---------- Information given

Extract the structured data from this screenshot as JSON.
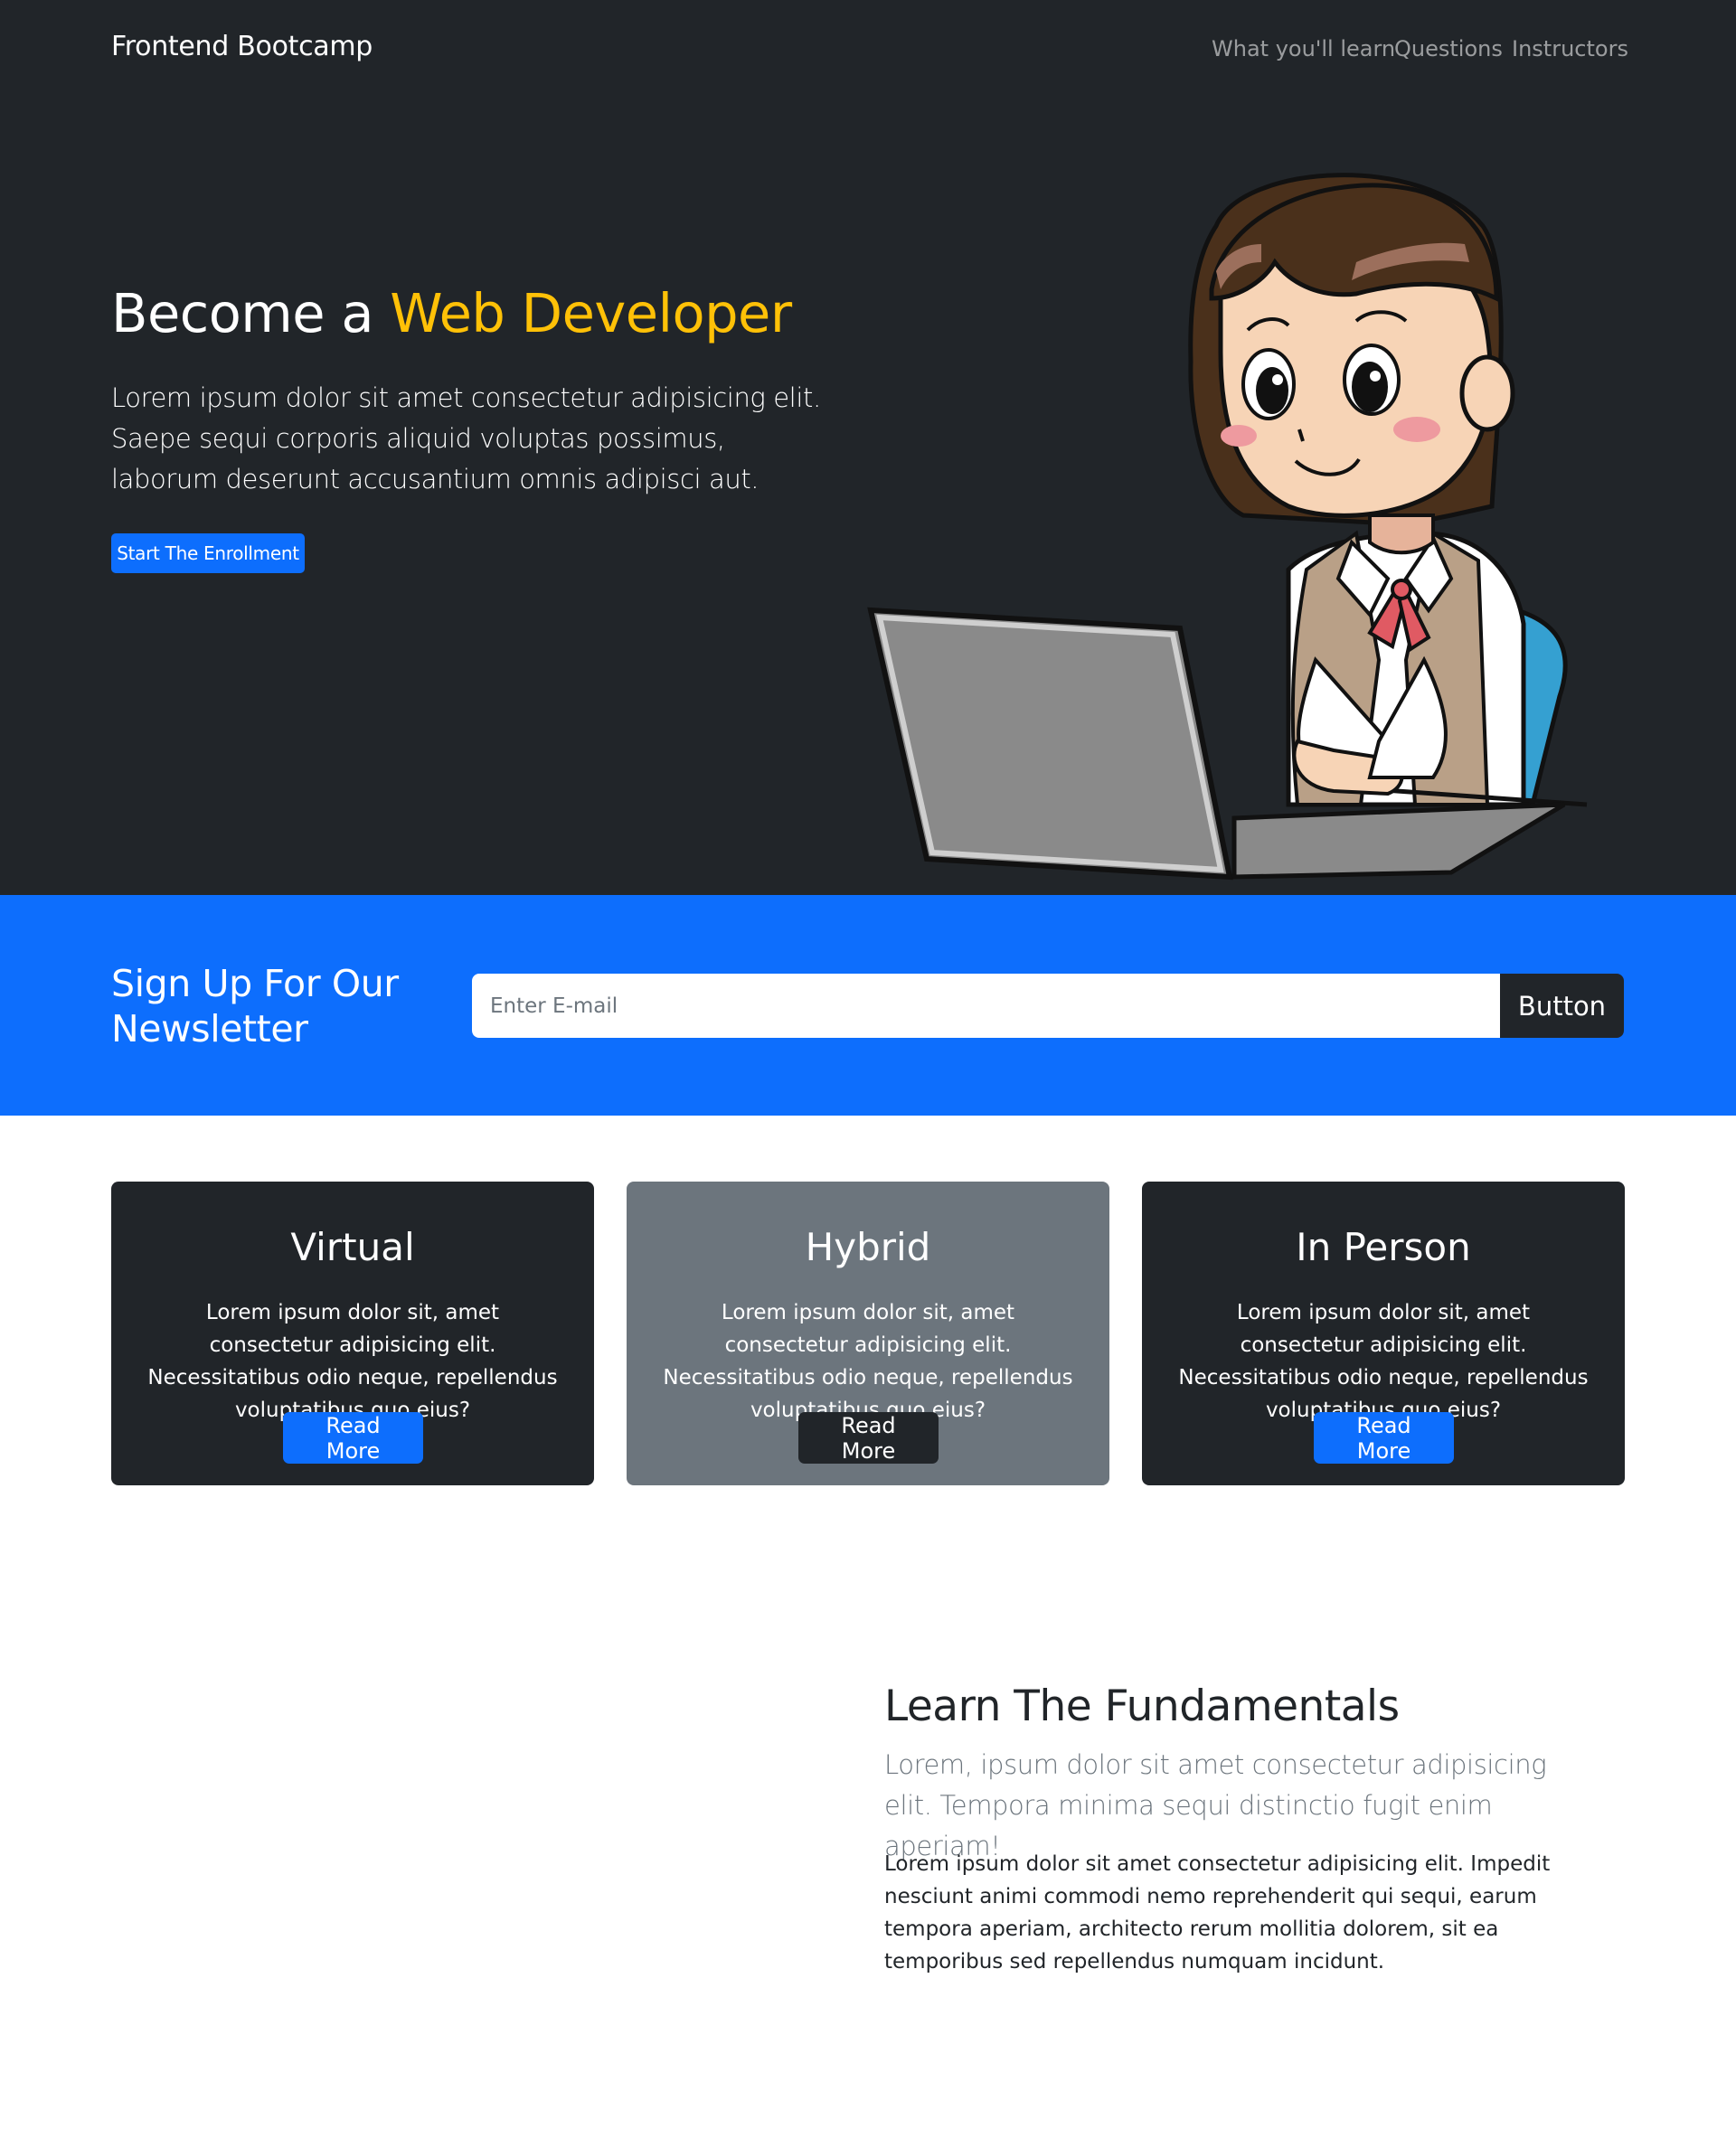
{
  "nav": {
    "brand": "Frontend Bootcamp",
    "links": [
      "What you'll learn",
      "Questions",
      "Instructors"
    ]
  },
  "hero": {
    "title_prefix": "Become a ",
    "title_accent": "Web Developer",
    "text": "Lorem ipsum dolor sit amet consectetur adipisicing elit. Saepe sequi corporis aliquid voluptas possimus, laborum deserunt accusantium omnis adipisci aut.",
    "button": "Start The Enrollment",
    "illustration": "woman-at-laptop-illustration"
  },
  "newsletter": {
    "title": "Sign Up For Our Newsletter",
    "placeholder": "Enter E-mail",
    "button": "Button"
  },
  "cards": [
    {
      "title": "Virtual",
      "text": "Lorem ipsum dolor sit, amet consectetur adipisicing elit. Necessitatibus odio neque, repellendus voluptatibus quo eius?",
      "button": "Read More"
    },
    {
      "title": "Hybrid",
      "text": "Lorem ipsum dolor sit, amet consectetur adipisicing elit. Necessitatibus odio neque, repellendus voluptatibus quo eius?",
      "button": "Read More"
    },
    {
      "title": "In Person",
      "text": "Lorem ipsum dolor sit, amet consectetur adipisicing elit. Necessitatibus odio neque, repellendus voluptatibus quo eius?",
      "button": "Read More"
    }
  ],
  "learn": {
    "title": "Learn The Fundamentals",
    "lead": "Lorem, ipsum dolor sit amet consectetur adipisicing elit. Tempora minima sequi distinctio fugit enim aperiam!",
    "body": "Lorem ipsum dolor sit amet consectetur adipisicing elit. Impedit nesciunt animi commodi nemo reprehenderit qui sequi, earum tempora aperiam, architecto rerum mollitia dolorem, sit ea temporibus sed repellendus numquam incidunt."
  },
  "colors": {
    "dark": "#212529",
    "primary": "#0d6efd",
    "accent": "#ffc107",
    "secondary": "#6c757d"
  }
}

--------------------
---------- Information given

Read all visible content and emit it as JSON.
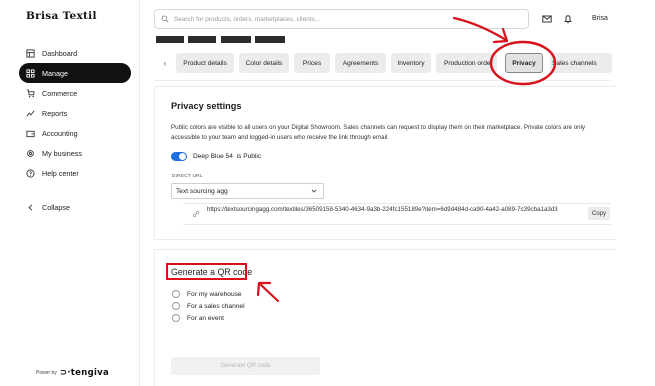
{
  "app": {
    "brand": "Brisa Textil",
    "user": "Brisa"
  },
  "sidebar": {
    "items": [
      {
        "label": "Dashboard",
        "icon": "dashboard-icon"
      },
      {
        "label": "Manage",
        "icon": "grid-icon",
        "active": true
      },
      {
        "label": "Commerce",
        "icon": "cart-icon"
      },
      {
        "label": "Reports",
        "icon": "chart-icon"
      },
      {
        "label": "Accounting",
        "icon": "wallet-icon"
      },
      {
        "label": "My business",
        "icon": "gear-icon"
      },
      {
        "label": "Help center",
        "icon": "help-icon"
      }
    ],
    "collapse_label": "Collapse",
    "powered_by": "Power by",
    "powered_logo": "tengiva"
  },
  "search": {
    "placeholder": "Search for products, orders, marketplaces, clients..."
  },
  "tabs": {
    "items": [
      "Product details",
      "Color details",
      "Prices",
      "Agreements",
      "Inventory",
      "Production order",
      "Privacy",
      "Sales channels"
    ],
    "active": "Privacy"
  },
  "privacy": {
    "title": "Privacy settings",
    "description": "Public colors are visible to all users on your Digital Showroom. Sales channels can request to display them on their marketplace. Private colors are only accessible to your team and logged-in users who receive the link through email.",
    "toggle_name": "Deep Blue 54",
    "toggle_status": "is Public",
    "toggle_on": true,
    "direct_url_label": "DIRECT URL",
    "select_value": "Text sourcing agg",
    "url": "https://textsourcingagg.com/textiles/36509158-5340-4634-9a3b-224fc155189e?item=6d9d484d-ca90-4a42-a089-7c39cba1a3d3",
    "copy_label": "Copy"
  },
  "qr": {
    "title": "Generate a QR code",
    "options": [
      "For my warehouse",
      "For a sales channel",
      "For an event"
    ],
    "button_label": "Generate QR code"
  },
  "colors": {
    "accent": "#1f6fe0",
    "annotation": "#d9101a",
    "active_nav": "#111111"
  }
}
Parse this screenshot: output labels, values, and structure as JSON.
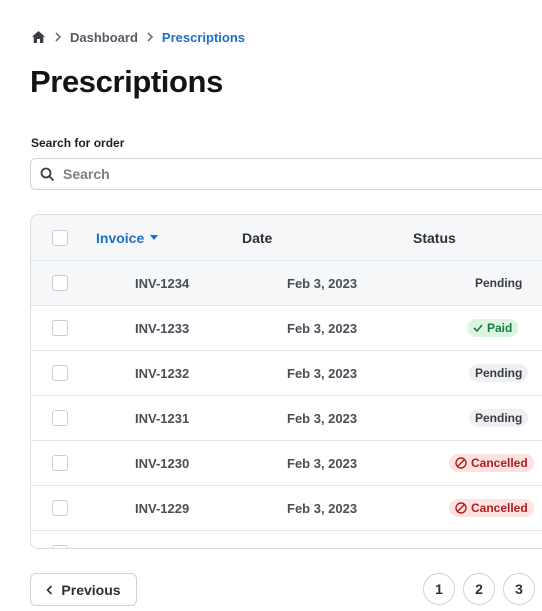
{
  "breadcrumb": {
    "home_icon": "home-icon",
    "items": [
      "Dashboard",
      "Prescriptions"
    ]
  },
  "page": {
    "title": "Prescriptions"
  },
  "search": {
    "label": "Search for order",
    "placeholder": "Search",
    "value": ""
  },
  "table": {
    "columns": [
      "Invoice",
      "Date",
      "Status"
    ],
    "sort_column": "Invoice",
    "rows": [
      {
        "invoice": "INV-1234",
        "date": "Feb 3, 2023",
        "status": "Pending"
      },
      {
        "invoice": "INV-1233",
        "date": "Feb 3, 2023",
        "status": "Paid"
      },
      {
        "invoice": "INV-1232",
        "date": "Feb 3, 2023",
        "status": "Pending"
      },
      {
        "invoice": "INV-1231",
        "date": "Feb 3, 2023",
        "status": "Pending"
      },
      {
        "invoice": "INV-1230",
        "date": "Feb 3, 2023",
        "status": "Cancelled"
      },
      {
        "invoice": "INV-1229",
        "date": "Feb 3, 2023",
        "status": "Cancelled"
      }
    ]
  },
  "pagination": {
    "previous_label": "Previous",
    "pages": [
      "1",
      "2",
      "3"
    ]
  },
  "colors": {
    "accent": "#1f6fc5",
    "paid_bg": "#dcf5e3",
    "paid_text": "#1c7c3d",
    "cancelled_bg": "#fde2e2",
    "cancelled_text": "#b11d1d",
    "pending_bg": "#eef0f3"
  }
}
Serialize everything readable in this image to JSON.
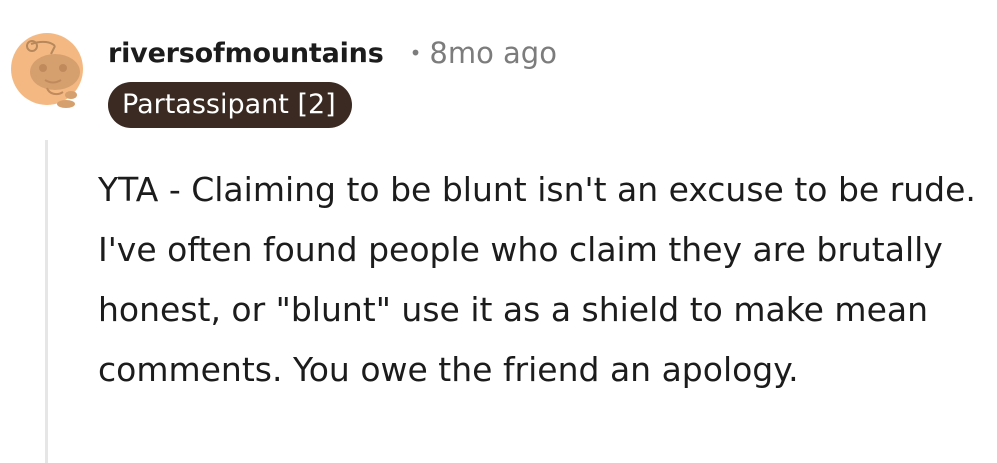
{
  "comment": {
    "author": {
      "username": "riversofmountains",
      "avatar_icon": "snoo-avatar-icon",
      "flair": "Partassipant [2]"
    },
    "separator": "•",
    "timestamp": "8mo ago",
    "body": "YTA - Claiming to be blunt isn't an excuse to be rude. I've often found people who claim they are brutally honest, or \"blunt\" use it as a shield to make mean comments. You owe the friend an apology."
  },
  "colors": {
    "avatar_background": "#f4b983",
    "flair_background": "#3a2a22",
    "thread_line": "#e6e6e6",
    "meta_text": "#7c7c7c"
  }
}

--------------------
---------- Information given

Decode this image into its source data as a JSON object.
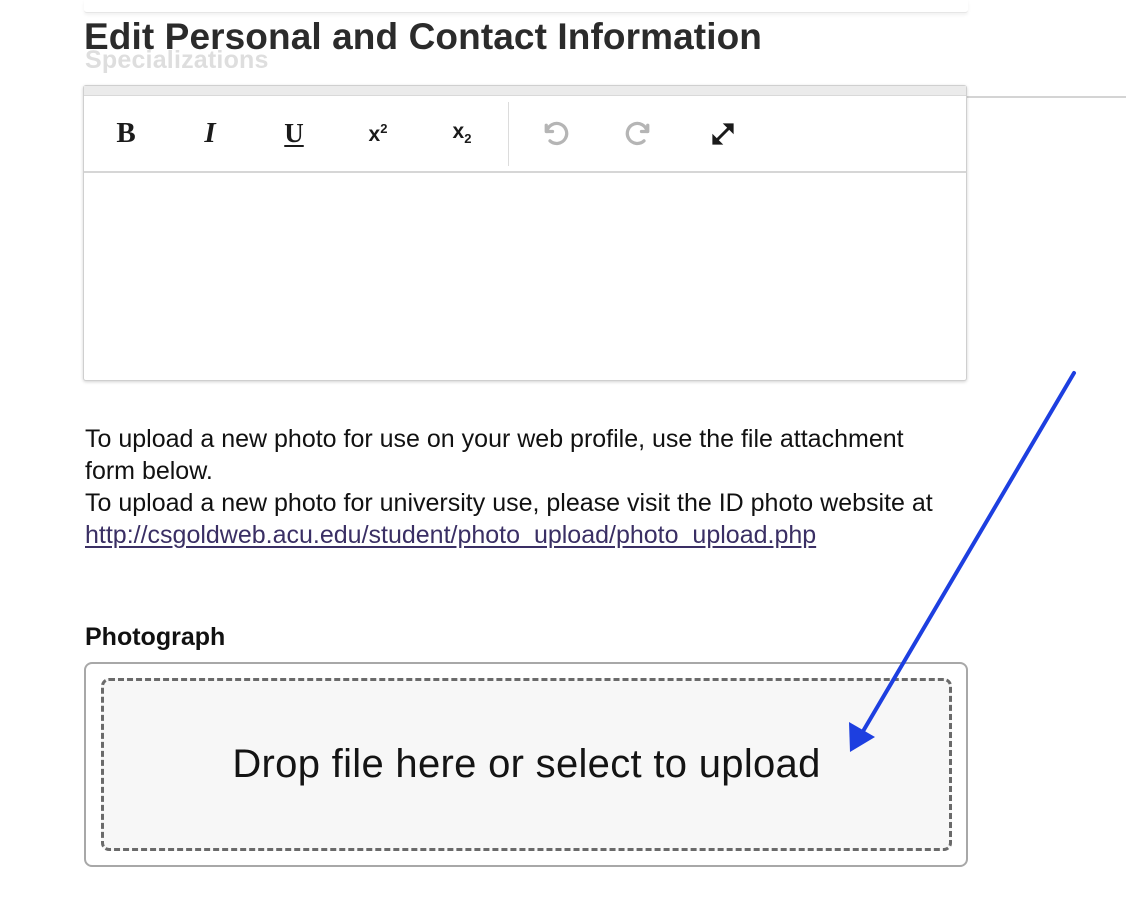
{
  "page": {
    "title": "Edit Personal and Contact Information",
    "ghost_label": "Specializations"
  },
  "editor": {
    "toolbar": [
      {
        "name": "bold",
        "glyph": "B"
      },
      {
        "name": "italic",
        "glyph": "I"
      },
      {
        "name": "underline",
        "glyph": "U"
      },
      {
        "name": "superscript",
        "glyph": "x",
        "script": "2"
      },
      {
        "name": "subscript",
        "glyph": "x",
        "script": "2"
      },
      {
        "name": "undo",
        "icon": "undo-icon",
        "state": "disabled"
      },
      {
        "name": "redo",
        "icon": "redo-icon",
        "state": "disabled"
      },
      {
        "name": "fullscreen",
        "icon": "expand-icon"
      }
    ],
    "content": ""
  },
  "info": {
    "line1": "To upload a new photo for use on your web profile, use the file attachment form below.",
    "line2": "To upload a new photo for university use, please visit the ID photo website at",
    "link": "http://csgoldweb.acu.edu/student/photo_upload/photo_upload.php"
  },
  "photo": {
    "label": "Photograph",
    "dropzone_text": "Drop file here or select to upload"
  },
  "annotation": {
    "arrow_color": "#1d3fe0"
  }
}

--------------------

### Directions:
Select the lines from the entries that include the word "body".

### Expected answer:
    "body": "Lorem ipsum dolor sit amet consectetur adipisicing elit. Impedit nesciunt animi commodi nemo reprehenderit qui sequi, earum tempora aperiam, architecto rerum mollitia dolorem, sit ea temporibus sed repellendus numquam incidunt."
    "body": "YTA - Claiming to be blunt isn't an excuse to be rude. I've often found people who claim they are brutally honest, or \"blunt\" use it as a shield to make mean comments. You owe the friend an apology."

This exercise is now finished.